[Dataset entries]
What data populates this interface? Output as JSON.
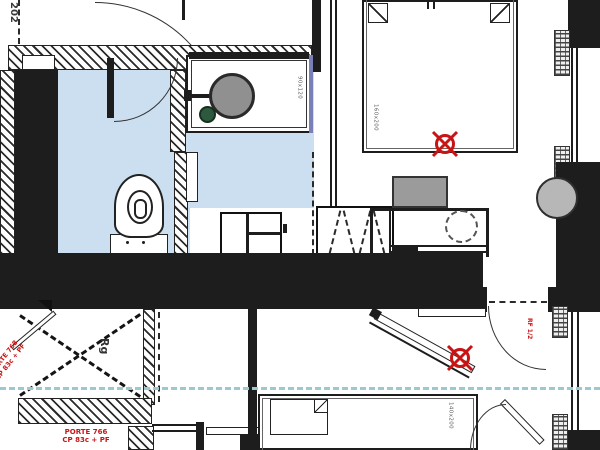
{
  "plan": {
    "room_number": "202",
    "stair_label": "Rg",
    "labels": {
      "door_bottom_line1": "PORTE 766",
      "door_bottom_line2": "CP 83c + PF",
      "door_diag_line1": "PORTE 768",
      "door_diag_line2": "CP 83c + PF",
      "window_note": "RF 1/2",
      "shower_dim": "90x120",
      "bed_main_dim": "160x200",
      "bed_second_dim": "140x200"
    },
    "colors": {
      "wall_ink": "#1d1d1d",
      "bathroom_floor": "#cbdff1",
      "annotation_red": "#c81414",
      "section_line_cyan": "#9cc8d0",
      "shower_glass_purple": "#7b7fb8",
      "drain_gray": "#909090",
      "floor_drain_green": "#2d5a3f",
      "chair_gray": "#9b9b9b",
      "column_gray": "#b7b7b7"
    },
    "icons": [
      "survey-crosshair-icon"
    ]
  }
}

The request:
Skip the pictures and print each record exactly as it stands.

Correct answer:
What data populates this interface? Output as JSON.
{
  "plan": {
    "room_number": "202",
    "stair_label": "Rg",
    "labels": {
      "door_bottom_line1": "PORTE 766",
      "door_bottom_line2": "CP 83c + PF",
      "door_diag_line1": "PORTE 768",
      "door_diag_line2": "CP 83c + PF",
      "window_note": "RF 1/2",
      "shower_dim": "90x120",
      "bed_main_dim": "160x200",
      "bed_second_dim": "140x200"
    },
    "colors": {
      "wall_ink": "#1d1d1d",
      "bathroom_floor": "#cbdff1",
      "annotation_red": "#c81414",
      "section_line_cyan": "#9cc8d0",
      "shower_glass_purple": "#7b7fb8",
      "drain_gray": "#909090",
      "floor_drain_green": "#2d5a3f",
      "chair_gray": "#9b9b9b",
      "column_gray": "#b7b7b7"
    },
    "icons": [
      "survey-crosshair-icon"
    ]
  }
}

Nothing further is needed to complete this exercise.